» DIRECTIONS FOR THIS TASK: For this exercise, please find the lines in the entries that include the word "https" and copy them.

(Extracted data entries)
========================
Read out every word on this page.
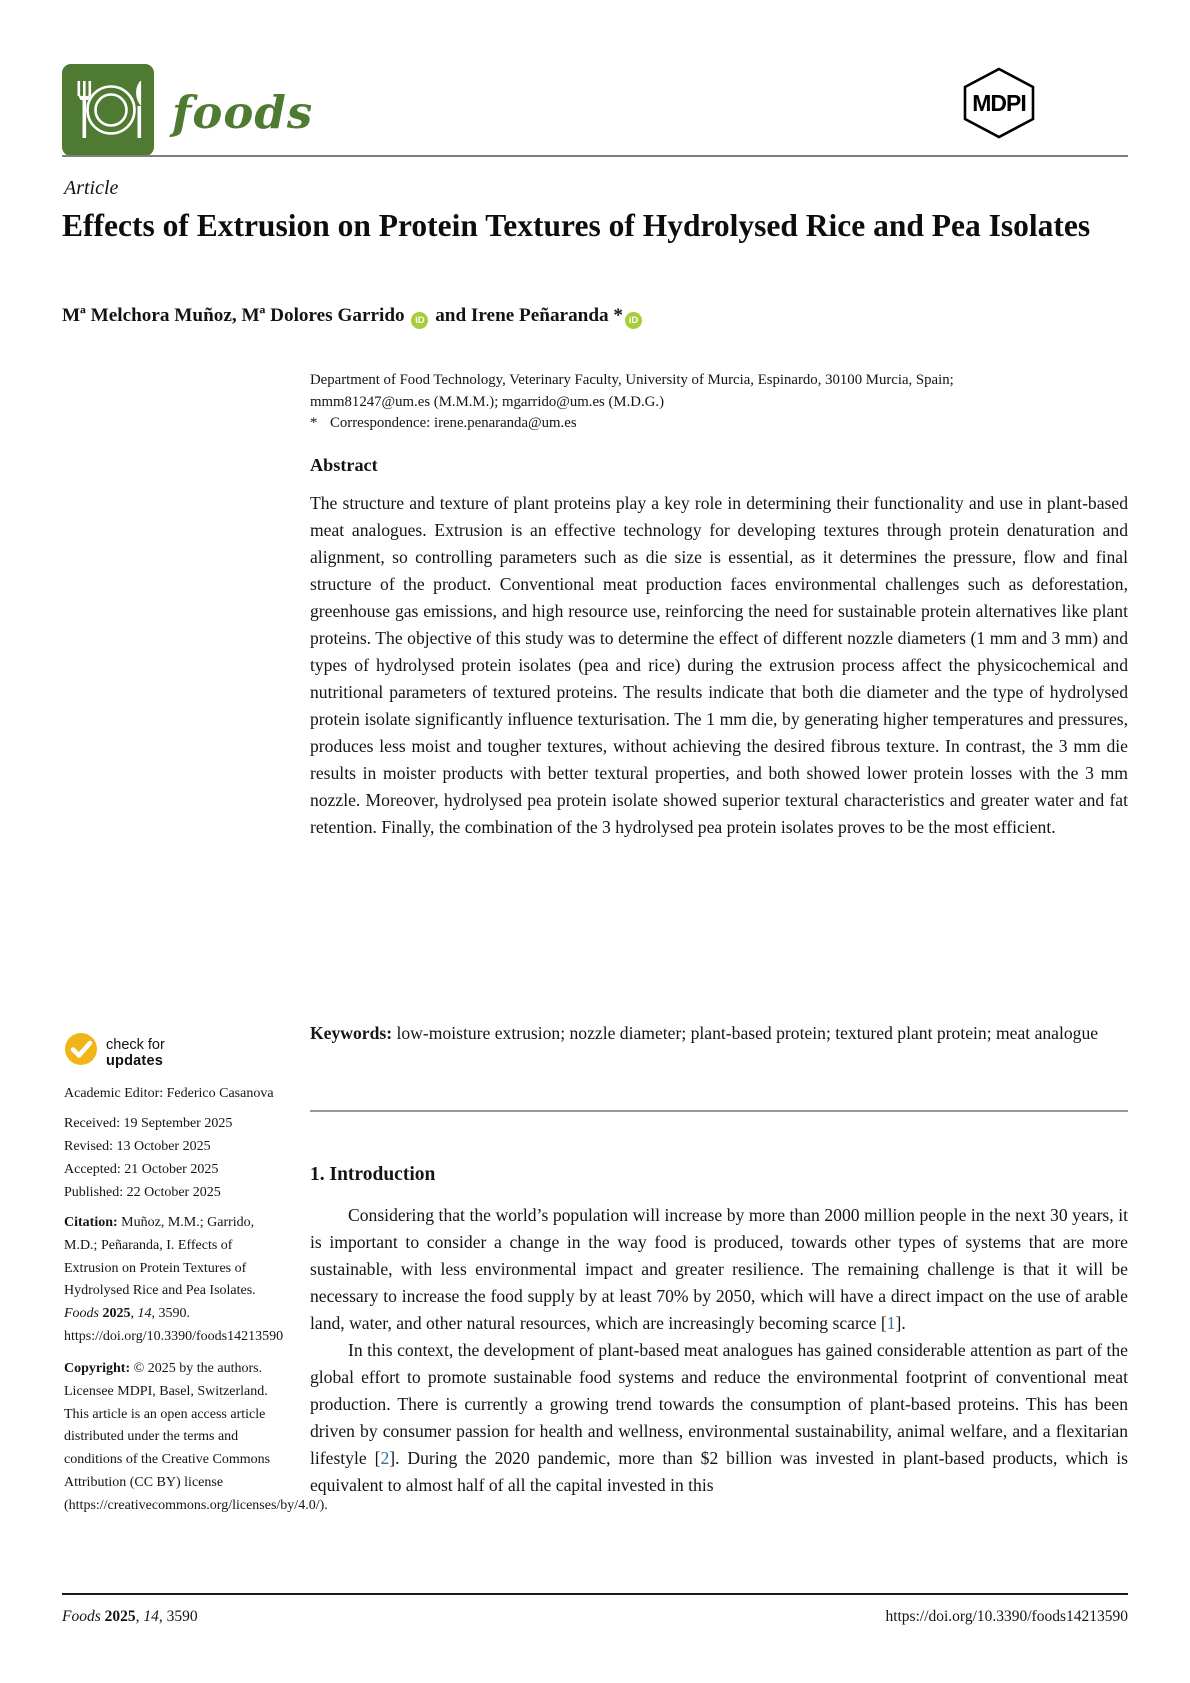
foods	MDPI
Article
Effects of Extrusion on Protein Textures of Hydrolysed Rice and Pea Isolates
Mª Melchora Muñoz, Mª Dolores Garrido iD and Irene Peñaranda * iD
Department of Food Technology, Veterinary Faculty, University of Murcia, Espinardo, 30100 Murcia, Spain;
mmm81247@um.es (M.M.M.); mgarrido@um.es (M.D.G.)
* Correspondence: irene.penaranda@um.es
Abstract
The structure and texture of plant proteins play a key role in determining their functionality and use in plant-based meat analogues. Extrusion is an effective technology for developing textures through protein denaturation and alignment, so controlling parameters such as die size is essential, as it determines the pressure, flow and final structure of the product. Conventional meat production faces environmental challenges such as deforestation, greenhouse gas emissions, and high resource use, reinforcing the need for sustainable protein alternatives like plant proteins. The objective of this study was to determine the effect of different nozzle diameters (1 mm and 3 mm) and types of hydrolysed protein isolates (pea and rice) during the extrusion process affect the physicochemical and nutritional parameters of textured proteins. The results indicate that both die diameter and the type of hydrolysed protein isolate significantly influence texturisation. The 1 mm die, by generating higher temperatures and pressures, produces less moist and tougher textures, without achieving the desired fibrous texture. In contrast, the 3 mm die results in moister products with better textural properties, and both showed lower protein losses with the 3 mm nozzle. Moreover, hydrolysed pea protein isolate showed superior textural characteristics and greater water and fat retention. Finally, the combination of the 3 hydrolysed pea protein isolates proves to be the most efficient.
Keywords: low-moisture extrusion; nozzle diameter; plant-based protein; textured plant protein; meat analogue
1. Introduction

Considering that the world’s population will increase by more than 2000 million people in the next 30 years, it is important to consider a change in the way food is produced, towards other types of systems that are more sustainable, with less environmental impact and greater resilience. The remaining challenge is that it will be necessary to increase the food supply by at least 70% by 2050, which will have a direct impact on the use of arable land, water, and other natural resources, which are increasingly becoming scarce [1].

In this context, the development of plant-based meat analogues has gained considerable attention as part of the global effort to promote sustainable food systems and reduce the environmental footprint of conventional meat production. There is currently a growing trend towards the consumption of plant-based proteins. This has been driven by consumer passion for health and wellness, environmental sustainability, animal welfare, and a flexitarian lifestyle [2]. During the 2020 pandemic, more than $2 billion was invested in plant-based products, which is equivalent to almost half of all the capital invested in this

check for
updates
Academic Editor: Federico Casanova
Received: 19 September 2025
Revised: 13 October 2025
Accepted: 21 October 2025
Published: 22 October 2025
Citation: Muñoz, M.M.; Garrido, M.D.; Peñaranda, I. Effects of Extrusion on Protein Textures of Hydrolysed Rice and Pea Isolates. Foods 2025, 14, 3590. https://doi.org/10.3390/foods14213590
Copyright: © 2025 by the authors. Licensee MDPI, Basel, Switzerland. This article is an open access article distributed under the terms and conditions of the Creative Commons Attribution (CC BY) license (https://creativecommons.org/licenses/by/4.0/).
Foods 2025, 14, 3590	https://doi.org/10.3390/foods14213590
========================
» RESULT OF THE TASK:
Citation: Muñoz, M.M.; Garrido, M.D.; Peñaranda, I. Effects of Extrusion on Protein Textures of Hydrolysed Rice and Pea Isolates. Foods 2025, 14, 3590. https://doi.org/10.3390/foods14213590
Copyright: © 2025 by the authors. Licensee MDPI, Basel, Switzerland. This article is an open access article distributed under the terms and conditions of the Creative Commons Attribution (CC BY) license (https://creativecommons.org/licenses/by/4.0/).
Foods 2025, 14, 3590	https://doi.org/10.3390/foods14213590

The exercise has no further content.